# LISTED ENTRIES
▬▬▬
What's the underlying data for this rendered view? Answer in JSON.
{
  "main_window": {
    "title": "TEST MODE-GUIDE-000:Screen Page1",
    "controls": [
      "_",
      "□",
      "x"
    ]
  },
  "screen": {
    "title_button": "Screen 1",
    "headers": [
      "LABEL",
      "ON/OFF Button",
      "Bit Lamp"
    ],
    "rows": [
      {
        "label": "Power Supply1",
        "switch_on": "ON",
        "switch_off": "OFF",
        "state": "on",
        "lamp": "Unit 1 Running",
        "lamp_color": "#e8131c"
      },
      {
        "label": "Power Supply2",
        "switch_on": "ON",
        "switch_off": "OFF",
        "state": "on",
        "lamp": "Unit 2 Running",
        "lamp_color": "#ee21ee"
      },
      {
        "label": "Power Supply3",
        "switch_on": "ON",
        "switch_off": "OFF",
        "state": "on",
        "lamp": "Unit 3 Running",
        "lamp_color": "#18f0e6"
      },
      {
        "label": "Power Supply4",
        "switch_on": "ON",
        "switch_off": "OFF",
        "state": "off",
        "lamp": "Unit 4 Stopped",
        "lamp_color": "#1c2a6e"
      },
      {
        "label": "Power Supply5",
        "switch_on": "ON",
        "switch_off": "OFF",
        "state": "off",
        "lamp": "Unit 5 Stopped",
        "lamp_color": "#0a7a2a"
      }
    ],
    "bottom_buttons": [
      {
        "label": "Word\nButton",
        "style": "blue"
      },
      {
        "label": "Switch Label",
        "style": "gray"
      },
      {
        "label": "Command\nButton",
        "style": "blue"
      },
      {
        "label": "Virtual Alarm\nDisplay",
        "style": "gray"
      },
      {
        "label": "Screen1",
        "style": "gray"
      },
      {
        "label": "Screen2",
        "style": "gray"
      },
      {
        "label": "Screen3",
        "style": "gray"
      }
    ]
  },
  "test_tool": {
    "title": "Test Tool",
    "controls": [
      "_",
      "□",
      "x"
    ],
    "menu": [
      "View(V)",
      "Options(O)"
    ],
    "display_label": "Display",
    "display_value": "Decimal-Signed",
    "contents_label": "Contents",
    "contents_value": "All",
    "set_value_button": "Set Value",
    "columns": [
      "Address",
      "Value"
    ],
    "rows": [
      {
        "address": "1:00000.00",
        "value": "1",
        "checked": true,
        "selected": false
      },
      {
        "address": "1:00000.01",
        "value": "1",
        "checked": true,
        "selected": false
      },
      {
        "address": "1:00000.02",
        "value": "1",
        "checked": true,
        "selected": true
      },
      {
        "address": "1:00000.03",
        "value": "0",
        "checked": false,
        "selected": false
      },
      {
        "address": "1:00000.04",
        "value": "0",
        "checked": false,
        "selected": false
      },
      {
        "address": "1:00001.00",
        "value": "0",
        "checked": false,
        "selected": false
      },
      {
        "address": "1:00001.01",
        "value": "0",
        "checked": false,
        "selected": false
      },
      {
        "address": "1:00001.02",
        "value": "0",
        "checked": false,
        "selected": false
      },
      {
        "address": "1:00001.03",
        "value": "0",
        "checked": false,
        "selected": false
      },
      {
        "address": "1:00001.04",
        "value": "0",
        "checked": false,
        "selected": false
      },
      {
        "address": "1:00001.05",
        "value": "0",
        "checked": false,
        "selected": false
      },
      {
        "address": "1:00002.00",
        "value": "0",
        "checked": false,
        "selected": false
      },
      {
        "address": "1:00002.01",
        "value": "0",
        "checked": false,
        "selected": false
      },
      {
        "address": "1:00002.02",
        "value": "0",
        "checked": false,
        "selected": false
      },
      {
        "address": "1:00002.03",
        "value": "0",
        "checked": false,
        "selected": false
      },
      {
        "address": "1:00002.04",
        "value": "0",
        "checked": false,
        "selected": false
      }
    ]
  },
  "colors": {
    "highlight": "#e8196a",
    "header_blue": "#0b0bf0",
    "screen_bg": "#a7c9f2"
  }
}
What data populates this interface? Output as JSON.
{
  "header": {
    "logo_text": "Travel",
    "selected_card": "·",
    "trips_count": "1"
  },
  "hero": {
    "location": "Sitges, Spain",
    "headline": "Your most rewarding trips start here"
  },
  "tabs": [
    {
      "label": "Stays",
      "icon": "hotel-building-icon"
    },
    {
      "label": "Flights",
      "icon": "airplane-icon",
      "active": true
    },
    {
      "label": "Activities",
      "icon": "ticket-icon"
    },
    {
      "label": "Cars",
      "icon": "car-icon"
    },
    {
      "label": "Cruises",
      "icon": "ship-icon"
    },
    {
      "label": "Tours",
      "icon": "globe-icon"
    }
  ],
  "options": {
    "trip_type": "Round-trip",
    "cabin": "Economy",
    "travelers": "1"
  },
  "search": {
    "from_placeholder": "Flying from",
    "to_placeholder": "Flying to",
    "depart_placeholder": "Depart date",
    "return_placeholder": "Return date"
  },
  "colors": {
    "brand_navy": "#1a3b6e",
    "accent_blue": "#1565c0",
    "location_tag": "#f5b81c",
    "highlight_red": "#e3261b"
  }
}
▬▬▬
# REQUEST
In the listing above, find each line with the word "data" and copy it.

# EXERCISE ANSWER
What's the underlying data for this rendered view? Answer in JSON.
What data populates this interface? Output as JSON.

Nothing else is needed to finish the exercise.